## EXERCISE DESCRIPTION
Recast the listing lines from the very first one through the line containing "monitor-output-line: [MONITOR] 75s │ req: 1234", inclusive, as a Markdown table with the columns Row and Line. Omit any blank lines.

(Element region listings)
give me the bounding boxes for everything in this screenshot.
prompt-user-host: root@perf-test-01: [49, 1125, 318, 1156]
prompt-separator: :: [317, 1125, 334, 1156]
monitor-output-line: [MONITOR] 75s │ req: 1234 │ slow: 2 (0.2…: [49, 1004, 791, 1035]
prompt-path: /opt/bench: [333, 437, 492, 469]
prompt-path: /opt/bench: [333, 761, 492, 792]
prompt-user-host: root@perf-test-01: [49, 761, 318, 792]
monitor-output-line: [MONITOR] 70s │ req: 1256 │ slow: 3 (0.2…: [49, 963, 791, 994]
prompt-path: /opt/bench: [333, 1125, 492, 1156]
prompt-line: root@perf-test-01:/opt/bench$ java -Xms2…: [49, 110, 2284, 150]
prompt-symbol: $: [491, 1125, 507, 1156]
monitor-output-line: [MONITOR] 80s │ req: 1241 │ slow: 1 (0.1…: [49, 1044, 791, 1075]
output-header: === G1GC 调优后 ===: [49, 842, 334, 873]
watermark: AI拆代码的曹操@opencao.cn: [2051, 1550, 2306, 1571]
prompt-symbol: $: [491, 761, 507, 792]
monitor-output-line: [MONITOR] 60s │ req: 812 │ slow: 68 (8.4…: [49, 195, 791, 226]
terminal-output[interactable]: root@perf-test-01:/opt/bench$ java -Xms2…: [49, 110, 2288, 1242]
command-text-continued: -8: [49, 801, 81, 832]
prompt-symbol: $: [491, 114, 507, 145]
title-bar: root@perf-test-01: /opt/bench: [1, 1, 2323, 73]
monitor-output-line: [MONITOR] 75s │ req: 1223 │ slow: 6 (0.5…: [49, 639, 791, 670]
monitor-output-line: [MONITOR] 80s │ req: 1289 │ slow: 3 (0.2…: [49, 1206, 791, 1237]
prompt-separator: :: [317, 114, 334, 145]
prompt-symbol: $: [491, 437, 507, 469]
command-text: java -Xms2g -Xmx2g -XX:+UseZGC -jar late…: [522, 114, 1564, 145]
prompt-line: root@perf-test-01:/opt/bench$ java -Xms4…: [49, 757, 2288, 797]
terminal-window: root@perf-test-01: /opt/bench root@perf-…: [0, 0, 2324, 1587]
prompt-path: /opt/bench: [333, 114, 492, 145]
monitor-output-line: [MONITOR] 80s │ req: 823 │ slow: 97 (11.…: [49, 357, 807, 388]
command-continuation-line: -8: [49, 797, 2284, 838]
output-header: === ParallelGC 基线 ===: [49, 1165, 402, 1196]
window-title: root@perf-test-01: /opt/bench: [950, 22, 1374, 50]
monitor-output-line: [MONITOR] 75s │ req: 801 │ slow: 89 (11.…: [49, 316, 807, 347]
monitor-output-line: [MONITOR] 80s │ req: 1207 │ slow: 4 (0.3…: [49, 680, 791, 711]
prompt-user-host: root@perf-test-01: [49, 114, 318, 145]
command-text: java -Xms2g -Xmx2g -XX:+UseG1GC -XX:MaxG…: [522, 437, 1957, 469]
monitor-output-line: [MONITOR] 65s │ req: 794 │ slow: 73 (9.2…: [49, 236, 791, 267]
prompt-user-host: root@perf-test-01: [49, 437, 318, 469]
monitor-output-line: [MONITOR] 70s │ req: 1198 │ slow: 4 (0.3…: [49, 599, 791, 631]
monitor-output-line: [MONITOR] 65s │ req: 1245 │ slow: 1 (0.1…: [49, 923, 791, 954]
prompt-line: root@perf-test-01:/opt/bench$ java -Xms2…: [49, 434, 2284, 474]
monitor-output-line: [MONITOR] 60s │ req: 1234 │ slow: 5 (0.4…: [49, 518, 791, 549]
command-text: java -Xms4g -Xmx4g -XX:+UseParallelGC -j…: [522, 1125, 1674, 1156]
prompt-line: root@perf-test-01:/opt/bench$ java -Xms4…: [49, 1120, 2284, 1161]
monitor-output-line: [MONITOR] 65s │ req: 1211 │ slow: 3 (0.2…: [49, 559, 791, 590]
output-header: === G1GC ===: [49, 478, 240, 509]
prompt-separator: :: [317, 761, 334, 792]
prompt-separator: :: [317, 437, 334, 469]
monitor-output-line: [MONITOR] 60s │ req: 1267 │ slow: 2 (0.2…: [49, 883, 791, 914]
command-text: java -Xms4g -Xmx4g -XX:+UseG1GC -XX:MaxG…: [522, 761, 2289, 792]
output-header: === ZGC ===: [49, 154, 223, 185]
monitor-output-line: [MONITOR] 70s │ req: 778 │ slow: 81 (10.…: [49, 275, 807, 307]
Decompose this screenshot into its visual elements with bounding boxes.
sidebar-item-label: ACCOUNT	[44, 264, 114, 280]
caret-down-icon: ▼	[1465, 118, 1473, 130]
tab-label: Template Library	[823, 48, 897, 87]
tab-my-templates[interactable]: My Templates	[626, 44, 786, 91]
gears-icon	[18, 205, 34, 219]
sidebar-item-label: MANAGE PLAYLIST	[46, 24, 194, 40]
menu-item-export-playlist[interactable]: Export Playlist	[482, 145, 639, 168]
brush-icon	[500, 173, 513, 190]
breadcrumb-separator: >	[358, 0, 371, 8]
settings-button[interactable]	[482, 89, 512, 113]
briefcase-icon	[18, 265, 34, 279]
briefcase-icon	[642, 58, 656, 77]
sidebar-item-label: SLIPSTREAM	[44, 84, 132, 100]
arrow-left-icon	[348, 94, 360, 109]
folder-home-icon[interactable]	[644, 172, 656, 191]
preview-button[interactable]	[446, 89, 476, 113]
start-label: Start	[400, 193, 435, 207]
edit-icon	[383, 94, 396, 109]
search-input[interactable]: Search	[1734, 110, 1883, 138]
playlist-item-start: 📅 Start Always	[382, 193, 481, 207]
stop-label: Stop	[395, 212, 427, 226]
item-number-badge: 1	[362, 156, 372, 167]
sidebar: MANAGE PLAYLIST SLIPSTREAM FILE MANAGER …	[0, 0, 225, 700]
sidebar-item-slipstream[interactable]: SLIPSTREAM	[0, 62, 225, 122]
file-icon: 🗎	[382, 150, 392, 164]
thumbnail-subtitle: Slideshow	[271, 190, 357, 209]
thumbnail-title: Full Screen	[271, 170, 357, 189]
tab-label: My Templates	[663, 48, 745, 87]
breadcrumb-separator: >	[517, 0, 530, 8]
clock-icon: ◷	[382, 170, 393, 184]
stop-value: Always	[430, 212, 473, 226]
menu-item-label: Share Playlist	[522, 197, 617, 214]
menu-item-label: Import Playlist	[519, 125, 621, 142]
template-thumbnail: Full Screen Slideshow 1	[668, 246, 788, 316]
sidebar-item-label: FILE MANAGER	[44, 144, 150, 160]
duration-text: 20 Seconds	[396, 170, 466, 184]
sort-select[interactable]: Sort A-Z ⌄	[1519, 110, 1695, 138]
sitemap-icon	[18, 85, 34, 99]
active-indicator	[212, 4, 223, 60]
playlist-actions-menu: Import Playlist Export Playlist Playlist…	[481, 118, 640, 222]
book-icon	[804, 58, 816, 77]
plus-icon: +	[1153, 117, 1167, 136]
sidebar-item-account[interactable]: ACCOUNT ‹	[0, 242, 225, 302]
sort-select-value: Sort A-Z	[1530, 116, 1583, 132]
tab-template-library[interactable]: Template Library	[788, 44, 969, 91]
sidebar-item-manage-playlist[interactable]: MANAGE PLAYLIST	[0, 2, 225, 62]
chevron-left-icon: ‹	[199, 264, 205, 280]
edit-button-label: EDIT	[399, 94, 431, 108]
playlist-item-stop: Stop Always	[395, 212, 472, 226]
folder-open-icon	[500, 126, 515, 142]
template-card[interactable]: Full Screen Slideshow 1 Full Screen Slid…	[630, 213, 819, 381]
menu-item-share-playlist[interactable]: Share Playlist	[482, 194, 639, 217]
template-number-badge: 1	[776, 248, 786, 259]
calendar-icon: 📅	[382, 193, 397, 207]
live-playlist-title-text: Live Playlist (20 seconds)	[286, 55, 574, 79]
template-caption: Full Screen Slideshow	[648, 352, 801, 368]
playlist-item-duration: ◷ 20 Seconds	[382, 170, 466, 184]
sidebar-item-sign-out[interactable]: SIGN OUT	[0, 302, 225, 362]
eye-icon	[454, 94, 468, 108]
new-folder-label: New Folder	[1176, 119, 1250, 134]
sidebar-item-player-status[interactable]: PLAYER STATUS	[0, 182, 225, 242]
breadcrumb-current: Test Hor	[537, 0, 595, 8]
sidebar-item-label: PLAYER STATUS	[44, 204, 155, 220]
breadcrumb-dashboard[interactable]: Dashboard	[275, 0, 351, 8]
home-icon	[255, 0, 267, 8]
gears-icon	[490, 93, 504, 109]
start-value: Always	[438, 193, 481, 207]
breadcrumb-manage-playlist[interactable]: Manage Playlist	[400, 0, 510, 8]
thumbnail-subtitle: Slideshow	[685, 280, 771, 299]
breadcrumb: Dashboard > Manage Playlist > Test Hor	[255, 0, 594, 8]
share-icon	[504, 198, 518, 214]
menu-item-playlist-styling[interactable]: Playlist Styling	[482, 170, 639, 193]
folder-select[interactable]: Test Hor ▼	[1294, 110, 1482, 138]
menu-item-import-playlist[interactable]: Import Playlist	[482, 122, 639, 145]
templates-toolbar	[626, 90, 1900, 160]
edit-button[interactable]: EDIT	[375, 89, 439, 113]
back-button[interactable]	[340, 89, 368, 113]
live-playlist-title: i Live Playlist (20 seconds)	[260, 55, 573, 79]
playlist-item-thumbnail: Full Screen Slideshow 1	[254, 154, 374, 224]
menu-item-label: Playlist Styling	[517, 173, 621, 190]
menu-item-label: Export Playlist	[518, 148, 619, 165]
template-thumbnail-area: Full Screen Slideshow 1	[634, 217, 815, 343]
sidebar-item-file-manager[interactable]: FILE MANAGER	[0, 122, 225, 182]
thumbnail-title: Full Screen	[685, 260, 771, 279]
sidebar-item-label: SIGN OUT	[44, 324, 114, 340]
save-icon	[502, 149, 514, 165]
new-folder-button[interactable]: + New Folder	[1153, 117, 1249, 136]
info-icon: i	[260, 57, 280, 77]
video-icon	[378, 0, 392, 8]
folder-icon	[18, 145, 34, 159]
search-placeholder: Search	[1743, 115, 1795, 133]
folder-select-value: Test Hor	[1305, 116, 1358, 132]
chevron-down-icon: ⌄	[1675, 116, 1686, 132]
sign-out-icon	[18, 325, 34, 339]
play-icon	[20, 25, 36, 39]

## EXERCISE OUTPUT
| Row | Line |
|---|---|
| 1 | give me the bounding boxes for everything in this screenshot. |
| 2 | prompt-user-host: root@perf-test-01: [49, 1125, 318, 1156] |
| 3 | prompt-separator: :: [317, 1125, 334, 1156] |
| 4 | monitor-output-line: [MONITOR] 75s │ req: 1234 │ slow: 2 (0.2…: [49, 1004, 791, 1035] |